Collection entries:
· · · · · · ·
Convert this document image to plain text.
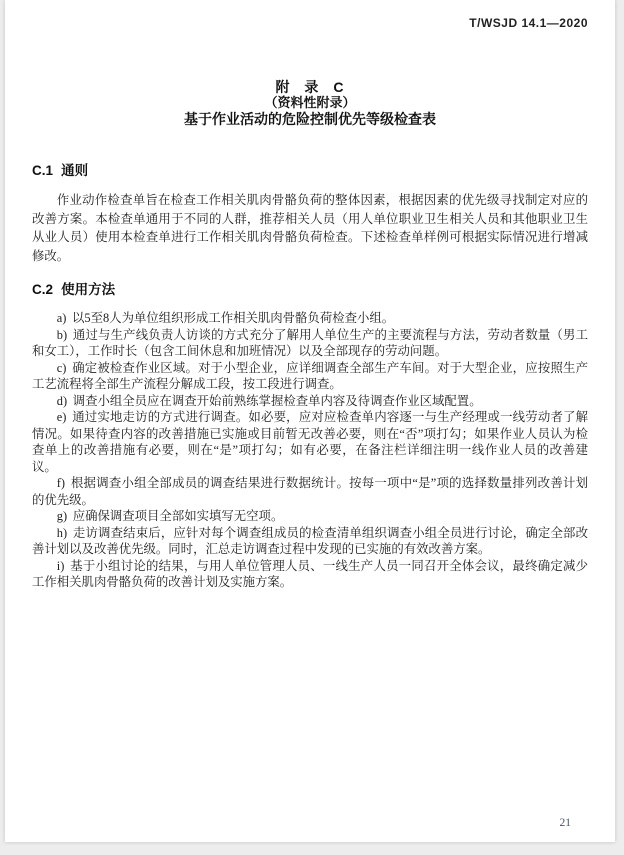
T/WSJD 14.1—2020
附 录 C
（资料性附录）
基于作业活动的危险控制优先等级检查表
C.1 通则

作业动作检查单旨在检查工作相关肌肉骨骼负荷的整体因素，根据因素的优先级寻找制定对应的改善方案。本检查单通用于不同的人群，推荐相关人员（用人单位职业卫生相关人员和其他职业卫生从业人员）使用本检查单进行工作相关肌肉骨骼负荷检查。下述检查单样例可根据实际情况进行增减修改。

C.2 使用方法

a) 以5至8人为单位组织形成工作相关肌肉骨骼负荷检查小组。

b) 通过与生产线负责人访谈的方式充分了解用人单位生产的主要流程与方法，劳动者数量（男工和女工），工作时长（包含工间休息和加班情况）以及全部现存的劳动问题。

c) 确定被检查作业区域。对于小型企业，应详细调查全部生产车间。对于大型企业，应按照生产工艺流程将全部生产流程分解成工段，按工段进行调查。

d) 调查小组全员应在调查开始前熟练掌握检查单内容及待调查作业区域配置。

e) 通过实地走访的方式进行调查。如必要，应对应检查单内容逐一与生产经理或一线劳动者了解情况。如果待查内容的改善措施已实施或目前暂无改善必要，则在“否”项打勾；如果作业人员认为检查单上的改善措施有必要，则在“是”项打勾；如有必要，在备注栏详细注明一线作业人员的改善建议。

f) 根据调查小组全部成员的调查结果进行数据统计。按每一项中“是”项的选择数量排列改善计划的优先级。

g) 应确保调查项目全部如实填写无空项。

h) 走访调查结束后，应针对每个调查组成员的检查清单组织调查小组全员进行讨论，确定全部改善计划以及改善优先级。同时，汇总走访调查过程中发现的已实施的有效改善方案。

i) 基于小组讨论的结果，与用人单位管理人员、一线生产人员一同召开全体会议，最终确定减少工作相关肌肉骨骼负荷的改善计划及实施方案。

21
· · · · · · ·
[Work required]:
Give an exact copy of the material, leaving out every picture.

[Answer for this exercise]:
Convert this document image to plain text.
T/WSJD 14.1—2020
附 录 C
（资料性附录）
基于作业活动的危险控制优先等级检查表
C.1 通则

作业动作检查单旨在检查工作相关肌肉骨骼负荷的整体因素，根据因素的优先级寻找制定对应的改善方案。本检查单通用于不同的人群，推荐相关人员（用人单位职业卫生相关人员和其他职业卫生从业人员）使用本检查单进行工作相关肌肉骨骼负荷检查。下述检查单样例可根据实际情况进行增减修改。

C.2 使用方法

a) 以5至8人为单位组织形成工作相关肌肉骨骼负荷检查小组。

b) 通过与生产线负责人访谈的方式充分了解用人单位生产的主要流程与方法，劳动者数量（男工和女工），工作时长（包含工间休息和加班情况）以及全部现存的劳动问题。

c) 确定被检查作业区域。对于小型企业，应详细调查全部生产车间。对于大型企业，应按照生产工艺流程将全部生产流程分解成工段，按工段进行调查。

d) 调查小组全员应在调查开始前熟练掌握检查单内容及待调查作业区域配置。

e) 通过实地走访的方式进行调查。如必要，应对应检查单内容逐一与生产经理或一线劳动者了解情况。如果待查内容的改善措施已实施或目前暂无改善必要，则在“否”项打勾；如果作业人员认为检查单上的改善措施有必要，则在“是”项打勾；如有必要，在备注栏详细注明一线作业人员的改善建议。

f) 根据调查小组全部成员的调查结果进行数据统计。按每一项中“是”项的选择数量排列改善计划的优先级。

g) 应确保调查项目全部如实填写无空项。

h) 走访调查结束后，应针对每个调查组成员的检查清单组织调查小组全员进行讨论，确定全部改善计划以及改善优先级。同时，汇总走访调查过程中发现的已实施的有效改善方案。

i) 基于小组讨论的结果，与用人单位管理人员、一线生产人员一同召开全体会议，最终确定减少工作相关肌肉骨骼负荷的改善计划及实施方案。

21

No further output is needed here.